> _Task_
Keep only the lines where "this" appears.

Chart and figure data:
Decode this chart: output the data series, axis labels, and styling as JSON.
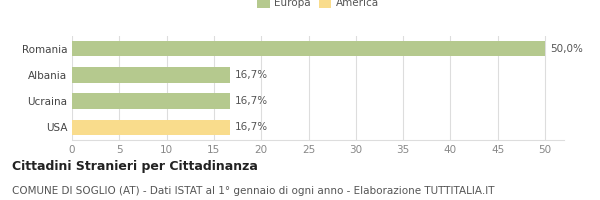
{
  "categories": [
    "Romania",
    "Albania",
    "Ucraina",
    "USA"
  ],
  "values": [
    50.0,
    16.7,
    16.7,
    16.7
  ],
  "bar_colors": [
    "#b5c98e",
    "#b5c98e",
    "#b5c98e",
    "#f9dc8c"
  ],
  "bar_labels": [
    "50,0%",
    "16,7%",
    "16,7%",
    "16,7%"
  ],
  "legend_labels": [
    "Europa",
    "America"
  ],
  "legend_colors": [
    "#b5c98e",
    "#f9dc8c"
  ],
  "xlim": [
    0,
    52
  ],
  "xticks": [
    0,
    5,
    10,
    15,
    20,
    25,
    30,
    35,
    40,
    45,
    50
  ],
  "title": "Cittadini Stranieri per Cittadinanza",
  "subtitle": "COMUNE DI SOGLIO (AT) - Dati ISTAT al 1° gennaio di ogni anno - Elaborazione TUTTITALIA.IT",
  "title_fontsize": 9,
  "subtitle_fontsize": 7.5,
  "label_fontsize": 7.5,
  "tick_fontsize": 7.5,
  "background_color": "#ffffff",
  "grid_color": "#dddddd",
  "bar_edge_color": "none"
}
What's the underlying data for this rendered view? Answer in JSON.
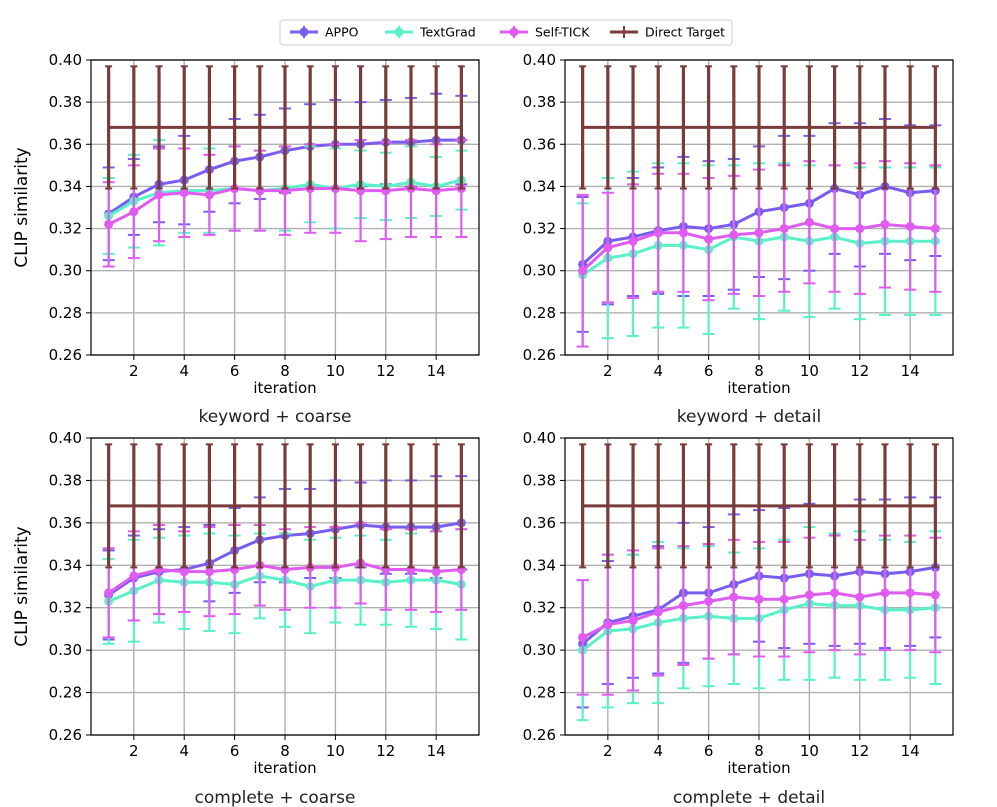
{
  "legend": [
    {
      "name": "APPO",
      "color": "#7b5cf0"
    },
    {
      "name": "TextGrad",
      "color": "#5af0c8"
    },
    {
      "name": "Self-TICK",
      "color": "#e05cf0"
    },
    {
      "name": "Direct Target",
      "color": "#7a3b3b"
    }
  ],
  "chart_data": [
    {
      "type": "line",
      "title": "keyword + coarse",
      "xlabel": "iteration",
      "ylabel": "CLIP similarity",
      "xlim": [
        0.3,
        15.7
      ],
      "ylim": [
        0.26,
        0.4
      ],
      "xticks": [
        2,
        4,
        6,
        8,
        10,
        12,
        14
      ],
      "yticks": [
        "0.26",
        "0.28",
        "0.30",
        "0.32",
        "0.34",
        "0.36",
        "0.38",
        "0.40"
      ],
      "x": [
        1,
        2,
        3,
        4,
        5,
        6,
        7,
        8,
        9,
        10,
        11,
        12,
        13,
        14,
        15
      ],
      "series": [
        {
          "name": "APPO",
          "color": "#7b5cf0",
          "values": [
            0.327,
            0.335,
            0.341,
            0.343,
            0.348,
            0.352,
            0.354,
            0.357,
            0.359,
            0.36,
            0.36,
            0.361,
            0.361,
            0.362,
            0.362
          ],
          "err": [
            0.022,
            0.018,
            0.018,
            0.021,
            0.02,
            0.02,
            0.02,
            0.02,
            0.02,
            0.021,
            0.02,
            0.02,
            0.021,
            0.022,
            0.021
          ]
        },
        {
          "name": "TextGrad",
          "color": "#5af0c8",
          "values": [
            0.326,
            0.333,
            0.337,
            0.338,
            0.338,
            0.339,
            0.338,
            0.339,
            0.341,
            0.339,
            0.341,
            0.34,
            0.342,
            0.34,
            0.343
          ],
          "err": [
            0.018,
            0.022,
            0.025,
            0.02,
            0.02,
            0.02,
            0.019,
            0.02,
            0.018,
            0.019,
            0.016,
            0.016,
            0.017,
            0.014,
            0.014
          ]
        },
        {
          "name": "Self-TICK",
          "color": "#e05cf0",
          "values": [
            0.322,
            0.328,
            0.336,
            0.337,
            0.336,
            0.339,
            0.338,
            0.338,
            0.339,
            0.339,
            0.338,
            0.338,
            0.339,
            0.338,
            0.339
          ],
          "err": [
            0.02,
            0.022,
            0.022,
            0.021,
            0.019,
            0.02,
            0.019,
            0.021,
            0.021,
            0.021,
            0.024,
            0.023,
            0.023,
            0.022,
            0.023
          ]
        },
        {
          "name": "Direct Target",
          "color": "#7a3b3b",
          "values": [
            0.368,
            0.368,
            0.368,
            0.368,
            0.368,
            0.368,
            0.368,
            0.368,
            0.368,
            0.368,
            0.368,
            0.368,
            0.368,
            0.368,
            0.368
          ],
          "err": [
            0.029,
            0.029,
            0.029,
            0.029,
            0.029,
            0.029,
            0.029,
            0.029,
            0.029,
            0.029,
            0.029,
            0.029,
            0.029,
            0.029,
            0.029
          ]
        }
      ]
    },
    {
      "type": "line",
      "title": "keyword + detail",
      "xlabel": "iteration",
      "ylabel": "",
      "xlim": [
        0.3,
        15.7
      ],
      "ylim": [
        0.26,
        0.4
      ],
      "xticks": [
        2,
        4,
        6,
        8,
        10,
        12,
        14
      ],
      "yticks": [
        "0.26",
        "0.28",
        "0.30",
        "0.32",
        "0.34",
        "0.36",
        "0.38",
        "0.40"
      ],
      "x": [
        1,
        2,
        3,
        4,
        5,
        6,
        7,
        8,
        9,
        10,
        11,
        12,
        13,
        14,
        15
      ],
      "series": [
        {
          "name": "APPO",
          "color": "#7b5cf0",
          "values": [
            0.303,
            0.314,
            0.316,
            0.319,
            0.321,
            0.32,
            0.322,
            0.328,
            0.33,
            0.332,
            0.339,
            0.336,
            0.34,
            0.337,
            0.338
          ],
          "err": [
            0.032,
            0.03,
            0.028,
            0.03,
            0.033,
            0.032,
            0.031,
            0.031,
            0.034,
            0.032,
            0.031,
            0.034,
            0.032,
            0.032,
            0.031
          ]
        },
        {
          "name": "TextGrad",
          "color": "#5af0c8",
          "values": [
            0.298,
            0.306,
            0.308,
            0.312,
            0.312,
            0.31,
            0.316,
            0.314,
            0.316,
            0.314,
            0.316,
            0.313,
            0.314,
            0.314,
            0.314
          ],
          "err": [
            0.034,
            0.038,
            0.039,
            0.039,
            0.039,
            0.04,
            0.034,
            0.037,
            0.035,
            0.036,
            0.034,
            0.036,
            0.035,
            0.035,
            0.035
          ]
        },
        {
          "name": "Self-TICK",
          "color": "#e05cf0",
          "values": [
            0.3,
            0.311,
            0.314,
            0.318,
            0.318,
            0.315,
            0.317,
            0.318,
            0.32,
            0.323,
            0.32,
            0.32,
            0.322,
            0.321,
            0.32
          ],
          "err": [
            0.036,
            0.026,
            0.027,
            0.028,
            0.028,
            0.029,
            0.028,
            0.03,
            0.03,
            0.029,
            0.03,
            0.031,
            0.03,
            0.03,
            0.03
          ]
        },
        {
          "name": "Direct Target",
          "color": "#7a3b3b",
          "values": [
            0.368,
            0.368,
            0.368,
            0.368,
            0.368,
            0.368,
            0.368,
            0.368,
            0.368,
            0.368,
            0.368,
            0.368,
            0.368,
            0.368,
            0.368
          ],
          "err": [
            0.029,
            0.029,
            0.029,
            0.029,
            0.029,
            0.029,
            0.029,
            0.029,
            0.029,
            0.029,
            0.029,
            0.029,
            0.029,
            0.029,
            0.029
          ]
        }
      ]
    },
    {
      "type": "line",
      "title": "complete + coarse",
      "xlabel": "iteration",
      "ylabel": "CLIP similarity",
      "xlim": [
        0.3,
        15.7
      ],
      "ylim": [
        0.26,
        0.4
      ],
      "xticks": [
        2,
        4,
        6,
        8,
        10,
        12,
        14
      ],
      "yticks": [
        "0.26",
        "0.28",
        "0.30",
        "0.32",
        "0.34",
        "0.36",
        "0.38",
        "0.40"
      ],
      "x": [
        1,
        2,
        3,
        4,
        5,
        6,
        7,
        8,
        9,
        10,
        11,
        12,
        13,
        14,
        15
      ],
      "series": [
        {
          "name": "APPO",
          "color": "#7b5cf0",
          "values": [
            0.326,
            0.334,
            0.337,
            0.338,
            0.341,
            0.347,
            0.352,
            0.354,
            0.355,
            0.357,
            0.359,
            0.358,
            0.358,
            0.358,
            0.36
          ],
          "err": [
            0.021,
            0.02,
            0.02,
            0.02,
            0.018,
            0.02,
            0.02,
            0.022,
            0.021,
            0.023,
            0.02,
            0.022,
            0.022,
            0.024,
            0.022
          ]
        },
        {
          "name": "TextGrad",
          "color": "#5af0c8",
          "values": [
            0.323,
            0.328,
            0.333,
            0.332,
            0.332,
            0.331,
            0.335,
            0.333,
            0.33,
            0.333,
            0.333,
            0.332,
            0.333,
            0.333,
            0.331
          ],
          "err": [
            0.02,
            0.024,
            0.02,
            0.022,
            0.023,
            0.023,
            0.02,
            0.022,
            0.022,
            0.02,
            0.021,
            0.02,
            0.022,
            0.023,
            0.026
          ]
        },
        {
          "name": "Self-TICK",
          "color": "#e05cf0",
          "values": [
            0.327,
            0.335,
            0.338,
            0.337,
            0.337,
            0.338,
            0.34,
            0.338,
            0.339,
            0.339,
            0.341,
            0.338,
            0.338,
            0.337,
            0.338
          ],
          "err": [
            0.021,
            0.021,
            0.021,
            0.019,
            0.021,
            0.021,
            0.019,
            0.019,
            0.019,
            0.019,
            0.019,
            0.019,
            0.019,
            0.019,
            0.019
          ]
        },
        {
          "name": "Direct Target",
          "color": "#7a3b3b",
          "values": [
            0.368,
            0.368,
            0.368,
            0.368,
            0.368,
            0.368,
            0.368,
            0.368,
            0.368,
            0.368,
            0.368,
            0.368,
            0.368,
            0.368,
            0.368
          ],
          "err": [
            0.029,
            0.029,
            0.029,
            0.029,
            0.029,
            0.029,
            0.029,
            0.029,
            0.029,
            0.029,
            0.029,
            0.029,
            0.029,
            0.029,
            0.029
          ]
        }
      ]
    },
    {
      "type": "line",
      "title": "complete + detail",
      "xlabel": "iteration",
      "ylabel": "",
      "xlim": [
        0.3,
        15.7
      ],
      "ylim": [
        0.26,
        0.4
      ],
      "xticks": [
        2,
        4,
        6,
        8,
        10,
        12,
        14
      ],
      "yticks": [
        "0.26",
        "0.28",
        "0.30",
        "0.32",
        "0.34",
        "0.36",
        "0.38",
        "0.40"
      ],
      "x": [
        1,
        2,
        3,
        4,
        5,
        6,
        7,
        8,
        9,
        10,
        11,
        12,
        13,
        14,
        15
      ],
      "series": [
        {
          "name": "APPO",
          "color": "#7b5cf0",
          "values": [
            0.303,
            0.313,
            0.316,
            0.319,
            0.327,
            0.327,
            0.331,
            0.335,
            0.334,
            0.336,
            0.335,
            0.337,
            0.336,
            0.337,
            0.339
          ],
          "err": [
            0.03,
            0.029,
            0.029,
            0.03,
            0.033,
            0.031,
            0.033,
            0.031,
            0.033,
            0.033,
            0.033,
            0.034,
            0.035,
            0.035,
            0.033
          ]
        },
        {
          "name": "TextGrad",
          "color": "#5af0c8",
          "values": [
            0.3,
            0.309,
            0.31,
            0.313,
            0.315,
            0.316,
            0.315,
            0.315,
            0.319,
            0.322,
            0.321,
            0.321,
            0.319,
            0.319,
            0.32
          ],
          "err": [
            0.033,
            0.036,
            0.035,
            0.038,
            0.033,
            0.033,
            0.031,
            0.033,
            0.033,
            0.036,
            0.034,
            0.035,
            0.033,
            0.032,
            0.036
          ]
        },
        {
          "name": "Self-TICK",
          "color": "#e05cf0",
          "values": [
            0.306,
            0.312,
            0.314,
            0.318,
            0.321,
            0.323,
            0.325,
            0.324,
            0.324,
            0.326,
            0.327,
            0.325,
            0.327,
            0.327,
            0.326
          ],
          "err": [
            0.027,
            0.033,
            0.033,
            0.03,
            0.028,
            0.027,
            0.027,
            0.027,
            0.027,
            0.027,
            0.027,
            0.027,
            0.027,
            0.027,
            0.027
          ]
        },
        {
          "name": "Direct Target",
          "color": "#7a3b3b",
          "values": [
            0.368,
            0.368,
            0.368,
            0.368,
            0.368,
            0.368,
            0.368,
            0.368,
            0.368,
            0.368,
            0.368,
            0.368,
            0.368,
            0.368,
            0.368
          ],
          "err": [
            0.029,
            0.029,
            0.029,
            0.029,
            0.029,
            0.029,
            0.029,
            0.029,
            0.029,
            0.029,
            0.029,
            0.029,
            0.029,
            0.029,
            0.029
          ]
        }
      ]
    }
  ]
}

> _Task solution_
Decode this chart: output the data series, axis labels, and styling as JSON.
What's the underlying data for this rendered view? Answer in JSON.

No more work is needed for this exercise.